▶ _OBJECTIVE_: Could you reproduce, line for line, the data from its very first line through the line containing "sidebar-item[interactable]: Excludes⧉ —", both included?

Element box data
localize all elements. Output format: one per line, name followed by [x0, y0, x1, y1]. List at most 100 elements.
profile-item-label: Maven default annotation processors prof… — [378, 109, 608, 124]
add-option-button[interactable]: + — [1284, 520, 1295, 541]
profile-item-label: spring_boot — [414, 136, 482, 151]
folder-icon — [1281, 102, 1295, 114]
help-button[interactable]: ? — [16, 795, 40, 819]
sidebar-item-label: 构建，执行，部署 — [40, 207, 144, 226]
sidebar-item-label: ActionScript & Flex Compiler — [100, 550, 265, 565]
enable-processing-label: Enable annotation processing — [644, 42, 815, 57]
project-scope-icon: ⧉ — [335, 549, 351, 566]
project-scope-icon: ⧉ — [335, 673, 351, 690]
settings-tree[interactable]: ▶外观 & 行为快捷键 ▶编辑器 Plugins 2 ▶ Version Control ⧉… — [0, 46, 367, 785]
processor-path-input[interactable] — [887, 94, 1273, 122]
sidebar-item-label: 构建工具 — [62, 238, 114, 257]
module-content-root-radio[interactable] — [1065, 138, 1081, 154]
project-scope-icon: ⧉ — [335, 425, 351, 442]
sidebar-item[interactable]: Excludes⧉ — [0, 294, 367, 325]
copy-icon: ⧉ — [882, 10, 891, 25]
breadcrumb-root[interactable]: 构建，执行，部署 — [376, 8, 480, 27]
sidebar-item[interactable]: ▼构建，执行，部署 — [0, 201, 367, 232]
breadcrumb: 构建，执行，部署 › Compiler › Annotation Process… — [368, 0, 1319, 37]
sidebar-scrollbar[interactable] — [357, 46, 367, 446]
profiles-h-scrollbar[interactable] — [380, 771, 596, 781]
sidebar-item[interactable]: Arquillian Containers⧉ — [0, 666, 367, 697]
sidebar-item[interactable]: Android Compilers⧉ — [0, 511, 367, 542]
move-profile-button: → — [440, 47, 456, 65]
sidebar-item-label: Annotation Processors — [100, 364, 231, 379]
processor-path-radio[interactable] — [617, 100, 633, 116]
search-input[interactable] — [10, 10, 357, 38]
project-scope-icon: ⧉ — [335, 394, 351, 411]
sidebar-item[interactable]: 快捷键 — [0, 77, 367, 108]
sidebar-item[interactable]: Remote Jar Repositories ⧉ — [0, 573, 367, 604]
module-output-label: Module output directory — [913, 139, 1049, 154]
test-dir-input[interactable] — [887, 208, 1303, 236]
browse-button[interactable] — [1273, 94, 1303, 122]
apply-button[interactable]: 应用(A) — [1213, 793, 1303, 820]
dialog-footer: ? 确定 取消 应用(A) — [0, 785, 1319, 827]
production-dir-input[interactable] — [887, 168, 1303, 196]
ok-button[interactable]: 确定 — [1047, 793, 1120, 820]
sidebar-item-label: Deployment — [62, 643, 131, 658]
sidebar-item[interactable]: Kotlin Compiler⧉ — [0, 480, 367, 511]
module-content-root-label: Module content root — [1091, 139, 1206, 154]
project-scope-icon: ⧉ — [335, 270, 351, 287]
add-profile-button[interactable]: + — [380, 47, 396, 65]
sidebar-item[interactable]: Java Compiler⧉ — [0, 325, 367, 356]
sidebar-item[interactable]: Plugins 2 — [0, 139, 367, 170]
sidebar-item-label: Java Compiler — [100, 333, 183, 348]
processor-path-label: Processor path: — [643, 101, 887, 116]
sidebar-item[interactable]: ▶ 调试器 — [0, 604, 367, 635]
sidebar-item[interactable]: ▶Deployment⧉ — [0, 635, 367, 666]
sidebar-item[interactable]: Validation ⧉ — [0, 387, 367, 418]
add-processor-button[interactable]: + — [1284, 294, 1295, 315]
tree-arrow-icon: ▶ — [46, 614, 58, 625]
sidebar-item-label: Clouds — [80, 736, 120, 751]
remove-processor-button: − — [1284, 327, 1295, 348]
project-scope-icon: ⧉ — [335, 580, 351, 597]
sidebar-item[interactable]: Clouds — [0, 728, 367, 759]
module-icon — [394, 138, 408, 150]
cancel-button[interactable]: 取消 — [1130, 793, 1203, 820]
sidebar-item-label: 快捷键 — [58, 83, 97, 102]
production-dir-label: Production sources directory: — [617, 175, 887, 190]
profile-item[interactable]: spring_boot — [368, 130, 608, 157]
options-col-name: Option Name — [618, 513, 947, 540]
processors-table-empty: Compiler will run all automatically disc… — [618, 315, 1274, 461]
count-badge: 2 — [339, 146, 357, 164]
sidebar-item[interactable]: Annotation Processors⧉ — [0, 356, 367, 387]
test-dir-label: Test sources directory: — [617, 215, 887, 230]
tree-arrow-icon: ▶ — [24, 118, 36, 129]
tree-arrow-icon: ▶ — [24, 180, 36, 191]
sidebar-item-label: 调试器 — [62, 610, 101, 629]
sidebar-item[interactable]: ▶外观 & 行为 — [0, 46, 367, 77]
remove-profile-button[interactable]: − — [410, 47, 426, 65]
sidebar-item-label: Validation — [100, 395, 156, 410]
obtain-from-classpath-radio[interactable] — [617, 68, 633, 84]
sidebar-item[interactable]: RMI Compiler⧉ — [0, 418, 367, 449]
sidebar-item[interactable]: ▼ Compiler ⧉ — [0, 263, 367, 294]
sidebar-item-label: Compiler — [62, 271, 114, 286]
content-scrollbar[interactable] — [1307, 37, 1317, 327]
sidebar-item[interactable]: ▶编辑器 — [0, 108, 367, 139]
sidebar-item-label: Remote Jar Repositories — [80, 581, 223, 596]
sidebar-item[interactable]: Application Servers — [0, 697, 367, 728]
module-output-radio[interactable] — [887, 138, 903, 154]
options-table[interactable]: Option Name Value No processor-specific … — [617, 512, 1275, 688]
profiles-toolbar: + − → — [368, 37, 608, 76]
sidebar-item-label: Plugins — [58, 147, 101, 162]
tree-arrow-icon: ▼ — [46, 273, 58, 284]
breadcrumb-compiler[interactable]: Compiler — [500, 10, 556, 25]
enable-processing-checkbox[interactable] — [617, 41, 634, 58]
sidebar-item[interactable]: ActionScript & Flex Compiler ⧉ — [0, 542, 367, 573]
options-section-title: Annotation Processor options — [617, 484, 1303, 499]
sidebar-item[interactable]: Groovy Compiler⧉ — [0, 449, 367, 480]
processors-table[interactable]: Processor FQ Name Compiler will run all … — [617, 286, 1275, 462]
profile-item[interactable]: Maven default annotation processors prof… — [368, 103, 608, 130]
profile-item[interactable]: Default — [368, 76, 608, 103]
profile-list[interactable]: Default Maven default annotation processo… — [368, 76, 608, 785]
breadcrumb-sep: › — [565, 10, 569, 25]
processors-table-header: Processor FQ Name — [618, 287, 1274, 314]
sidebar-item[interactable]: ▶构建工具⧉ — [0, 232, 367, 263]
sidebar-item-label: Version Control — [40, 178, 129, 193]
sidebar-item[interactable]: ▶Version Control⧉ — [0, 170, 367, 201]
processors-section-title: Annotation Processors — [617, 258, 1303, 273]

▶ _CORRECT ANSWER_:
localize all elements. Output format: one per line, name followed by [x0, y0, x1, y1]. List at most 100 elements.
profile-item-label: Maven default annotation processors prof… — [378, 109, 608, 124]
add-option-button[interactable]: + — [1284, 520, 1295, 541]
profile-item-label: spring_boot — [414, 136, 482, 151]
folder-icon — [1281, 102, 1295, 114]
help-button[interactable]: ? — [16, 795, 40, 819]
sidebar-item-label: 构建，执行，部署 — [40, 207, 144, 226]
sidebar-item-label: ActionScript & Flex Compiler — [100, 550, 265, 565]
enable-processing-label: Enable annotation processing — [644, 42, 815, 57]
project-scope-icon: ⧉ — [335, 549, 351, 566]
project-scope-icon: ⧉ — [335, 673, 351, 690]
settings-tree[interactable]: ▶外观 & 行为快捷键 ▶编辑器 Plugins 2 ▶ Version Control ⧉… — [0, 46, 367, 785]
processor-path-input[interactable] — [887, 94, 1273, 122]
sidebar-item-label: 构建工具 — [62, 238, 114, 257]
module-content-root-radio[interactable] — [1065, 138, 1081, 154]
project-scope-icon: ⧉ — [335, 425, 351, 442]
sidebar-item[interactable]: Excludes⧉ — [0, 294, 367, 325]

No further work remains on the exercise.